### [Work to complete]
Copy every line of the data that contains the string "bella".

### [Supplied material]
+++
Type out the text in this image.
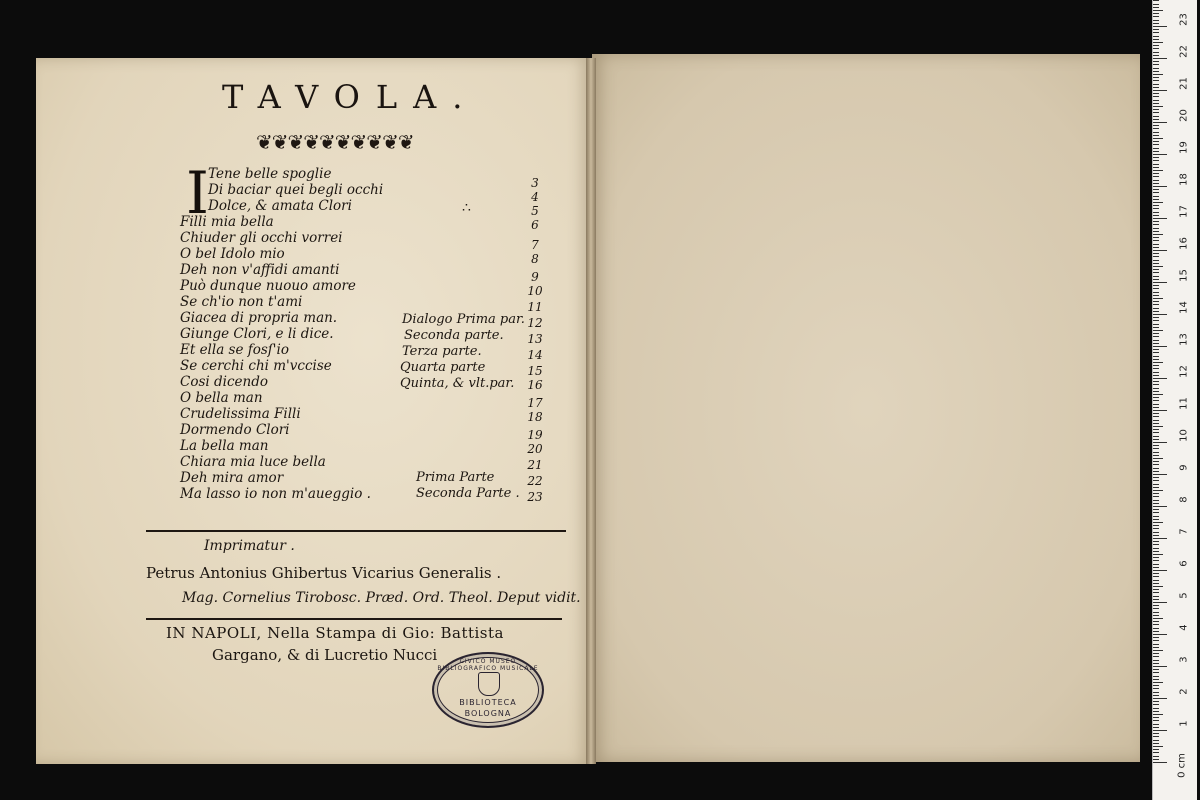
TAVOLA.
❦❦❦❦❦❦❦❦❦❦
I	∴
Tene belle spoglie
Di baciar quei begli occhi
Dolce, & amata Clori
Filli mia bella
Chiuder gli occhi vorrei
O bel Idolo mio
Deh non v'affidi amanti
Può dunque nuouo amore
Se ch'io non t'ami
Giacea di propria man.
Giunge Clori, e li dice.
Et ella se fosſ'io
Se cerchi chi m'vccise
Cosi dicendo
O bella man
Crudelissima Filli
Dormendo Clori
La bella man
Chiara mia luce bella
Deh mira amor
Ma lasso io non m'aueggio .
Dialogo Prima par.
Seconda parte.
Terza parte.
Quarta parte
Quinta, & vlt.par.
Prima Parte
Seconda Parte .
3
4
5
6
7
8
9
10
11
12
13
14
15
16
17
18
19
20
21
22
23
Imprimatur .
Petrus Antonius Ghibertus Vicarius Generalis .
Mag. Cornelius Tirobosc. Præd. Ord. Theol. Deput vidit.
IN NAPOLI, Nella Stampa di Gio: Battista
Gargano, & di Lucretio Nucci	CIVICO MUSEO BIBLIOGRAFICO MUSICALE
BIBLIOTECA
BOLOGNA
0 cm
1
2
3
4
5
6
7
8
9
10
11
12
13
14
15
16
17
18
19
20
21
22
23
+++
### [Solved problem]
Filli mia bella
O bella man
La bella man
Chiara mia luce bella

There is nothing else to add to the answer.